━━ INFORMATION SHOWN
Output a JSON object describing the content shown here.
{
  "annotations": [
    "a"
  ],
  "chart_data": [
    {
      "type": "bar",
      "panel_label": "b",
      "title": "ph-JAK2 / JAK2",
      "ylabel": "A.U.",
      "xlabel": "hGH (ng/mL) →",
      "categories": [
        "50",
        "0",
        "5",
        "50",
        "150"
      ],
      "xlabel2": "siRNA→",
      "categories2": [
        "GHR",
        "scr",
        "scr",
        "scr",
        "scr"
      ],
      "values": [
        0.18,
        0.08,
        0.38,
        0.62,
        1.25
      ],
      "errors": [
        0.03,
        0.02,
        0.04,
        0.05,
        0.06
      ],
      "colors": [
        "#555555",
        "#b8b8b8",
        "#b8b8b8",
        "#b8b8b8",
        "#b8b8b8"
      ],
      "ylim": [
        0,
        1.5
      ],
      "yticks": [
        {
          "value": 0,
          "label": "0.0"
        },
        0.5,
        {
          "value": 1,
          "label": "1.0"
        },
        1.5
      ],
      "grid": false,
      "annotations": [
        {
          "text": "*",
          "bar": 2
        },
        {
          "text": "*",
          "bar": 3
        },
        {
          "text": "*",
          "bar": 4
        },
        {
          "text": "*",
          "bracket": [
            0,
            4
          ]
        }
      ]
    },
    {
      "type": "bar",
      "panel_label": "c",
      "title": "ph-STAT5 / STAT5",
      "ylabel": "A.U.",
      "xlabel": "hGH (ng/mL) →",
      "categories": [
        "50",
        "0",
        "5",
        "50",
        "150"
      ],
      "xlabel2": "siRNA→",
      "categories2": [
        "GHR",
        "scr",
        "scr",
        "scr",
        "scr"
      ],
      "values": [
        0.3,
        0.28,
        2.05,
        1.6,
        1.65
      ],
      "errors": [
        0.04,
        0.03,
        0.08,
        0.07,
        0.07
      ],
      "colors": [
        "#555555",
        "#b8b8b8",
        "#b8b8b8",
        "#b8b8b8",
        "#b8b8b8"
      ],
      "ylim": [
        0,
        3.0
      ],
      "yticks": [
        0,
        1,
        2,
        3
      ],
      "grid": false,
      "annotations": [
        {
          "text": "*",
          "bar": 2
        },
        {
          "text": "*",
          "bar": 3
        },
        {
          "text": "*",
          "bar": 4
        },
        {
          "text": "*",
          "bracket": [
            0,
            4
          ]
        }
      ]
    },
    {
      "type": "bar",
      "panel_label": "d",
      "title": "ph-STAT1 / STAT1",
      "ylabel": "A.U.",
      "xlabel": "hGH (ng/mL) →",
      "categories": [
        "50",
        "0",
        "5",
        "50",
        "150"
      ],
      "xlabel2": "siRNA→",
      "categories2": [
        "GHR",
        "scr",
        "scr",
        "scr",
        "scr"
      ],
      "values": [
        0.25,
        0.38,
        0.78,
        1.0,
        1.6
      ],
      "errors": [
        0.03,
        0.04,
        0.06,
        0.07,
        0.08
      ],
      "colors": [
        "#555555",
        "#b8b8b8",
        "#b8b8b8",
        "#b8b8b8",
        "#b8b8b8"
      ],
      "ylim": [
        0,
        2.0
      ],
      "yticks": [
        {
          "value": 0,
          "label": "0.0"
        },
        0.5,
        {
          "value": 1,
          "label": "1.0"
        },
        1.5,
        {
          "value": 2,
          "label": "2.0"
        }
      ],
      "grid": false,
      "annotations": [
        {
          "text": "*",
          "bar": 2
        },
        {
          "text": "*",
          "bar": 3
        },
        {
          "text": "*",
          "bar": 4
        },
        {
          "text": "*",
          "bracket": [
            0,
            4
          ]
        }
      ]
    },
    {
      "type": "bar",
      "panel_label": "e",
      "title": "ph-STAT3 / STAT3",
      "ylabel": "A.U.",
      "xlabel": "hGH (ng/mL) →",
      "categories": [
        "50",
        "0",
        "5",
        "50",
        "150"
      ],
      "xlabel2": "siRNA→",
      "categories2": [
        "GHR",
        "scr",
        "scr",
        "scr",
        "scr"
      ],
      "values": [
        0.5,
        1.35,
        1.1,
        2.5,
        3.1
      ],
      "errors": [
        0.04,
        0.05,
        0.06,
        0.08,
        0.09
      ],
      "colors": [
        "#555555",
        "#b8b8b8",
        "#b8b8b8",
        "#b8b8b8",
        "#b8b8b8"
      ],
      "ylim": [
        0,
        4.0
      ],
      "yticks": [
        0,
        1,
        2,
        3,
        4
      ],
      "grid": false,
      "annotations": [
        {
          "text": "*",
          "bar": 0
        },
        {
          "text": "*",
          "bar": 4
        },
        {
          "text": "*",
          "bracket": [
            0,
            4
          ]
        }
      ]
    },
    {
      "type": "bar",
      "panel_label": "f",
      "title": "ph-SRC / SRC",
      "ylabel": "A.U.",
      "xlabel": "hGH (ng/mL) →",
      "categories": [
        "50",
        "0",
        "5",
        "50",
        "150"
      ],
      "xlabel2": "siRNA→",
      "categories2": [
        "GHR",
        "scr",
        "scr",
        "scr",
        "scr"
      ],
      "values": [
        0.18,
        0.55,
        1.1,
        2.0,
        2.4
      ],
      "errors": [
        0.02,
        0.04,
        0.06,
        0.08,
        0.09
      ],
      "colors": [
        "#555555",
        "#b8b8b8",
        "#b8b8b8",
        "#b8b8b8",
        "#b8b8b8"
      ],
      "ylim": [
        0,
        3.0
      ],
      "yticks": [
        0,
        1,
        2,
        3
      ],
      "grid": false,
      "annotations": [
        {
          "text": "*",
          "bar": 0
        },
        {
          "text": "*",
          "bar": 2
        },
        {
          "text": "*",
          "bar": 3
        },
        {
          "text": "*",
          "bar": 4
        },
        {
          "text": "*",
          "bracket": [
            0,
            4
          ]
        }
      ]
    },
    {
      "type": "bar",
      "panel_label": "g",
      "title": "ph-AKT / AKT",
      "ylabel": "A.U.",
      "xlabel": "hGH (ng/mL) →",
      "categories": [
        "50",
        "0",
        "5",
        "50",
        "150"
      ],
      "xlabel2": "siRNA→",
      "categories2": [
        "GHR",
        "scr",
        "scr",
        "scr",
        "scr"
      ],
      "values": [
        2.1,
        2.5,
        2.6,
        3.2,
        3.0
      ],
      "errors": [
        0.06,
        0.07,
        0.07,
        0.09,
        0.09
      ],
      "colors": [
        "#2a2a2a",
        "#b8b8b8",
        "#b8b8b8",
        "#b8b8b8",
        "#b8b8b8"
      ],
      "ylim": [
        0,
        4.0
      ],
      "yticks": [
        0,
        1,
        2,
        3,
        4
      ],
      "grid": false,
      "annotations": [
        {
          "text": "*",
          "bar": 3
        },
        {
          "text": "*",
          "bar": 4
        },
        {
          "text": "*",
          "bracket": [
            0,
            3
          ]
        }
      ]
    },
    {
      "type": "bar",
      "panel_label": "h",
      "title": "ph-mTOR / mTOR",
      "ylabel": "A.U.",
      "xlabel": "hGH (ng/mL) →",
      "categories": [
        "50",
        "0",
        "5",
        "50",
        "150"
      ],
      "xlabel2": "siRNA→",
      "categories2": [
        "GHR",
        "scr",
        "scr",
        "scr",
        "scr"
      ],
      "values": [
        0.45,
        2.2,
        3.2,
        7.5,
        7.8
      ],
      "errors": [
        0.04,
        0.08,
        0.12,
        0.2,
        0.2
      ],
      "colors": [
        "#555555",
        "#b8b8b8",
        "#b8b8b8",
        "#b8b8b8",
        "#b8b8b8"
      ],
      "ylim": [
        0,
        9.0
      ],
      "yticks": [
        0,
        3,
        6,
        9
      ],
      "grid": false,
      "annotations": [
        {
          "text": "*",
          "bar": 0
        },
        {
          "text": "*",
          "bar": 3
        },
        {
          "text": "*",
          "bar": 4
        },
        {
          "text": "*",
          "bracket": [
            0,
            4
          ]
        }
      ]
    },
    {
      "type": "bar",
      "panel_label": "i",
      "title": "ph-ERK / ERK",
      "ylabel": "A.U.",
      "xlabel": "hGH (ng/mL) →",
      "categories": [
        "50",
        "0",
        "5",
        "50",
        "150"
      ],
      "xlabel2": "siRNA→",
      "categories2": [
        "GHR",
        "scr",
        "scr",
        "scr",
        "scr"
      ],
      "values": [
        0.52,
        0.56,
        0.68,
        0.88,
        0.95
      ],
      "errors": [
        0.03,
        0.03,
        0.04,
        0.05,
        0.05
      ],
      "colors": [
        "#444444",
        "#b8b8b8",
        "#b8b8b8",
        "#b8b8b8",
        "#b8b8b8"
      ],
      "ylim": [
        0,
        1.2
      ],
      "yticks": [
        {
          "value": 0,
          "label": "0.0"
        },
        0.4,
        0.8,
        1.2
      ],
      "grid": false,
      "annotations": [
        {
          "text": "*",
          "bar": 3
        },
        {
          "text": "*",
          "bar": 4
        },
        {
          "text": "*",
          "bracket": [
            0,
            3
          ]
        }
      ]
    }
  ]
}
━━━━
### PROMPT
Each line in the data that holds the string "title" should be found and copied.

### SOLVED PROBLEM
      "title": "ph-JAK2 / JAK2",
      "title": "ph-STAT5 / STAT5",
      "title": "ph-STAT1 / STAT1",
      "title": "ph-STAT3 / STAT3",
      "title": "ph-SRC / SRC",
      "title": "ph-AKT / AKT",
      "title": "ph-mTOR / mTOR",
      "title": "ph-ERK / ERK",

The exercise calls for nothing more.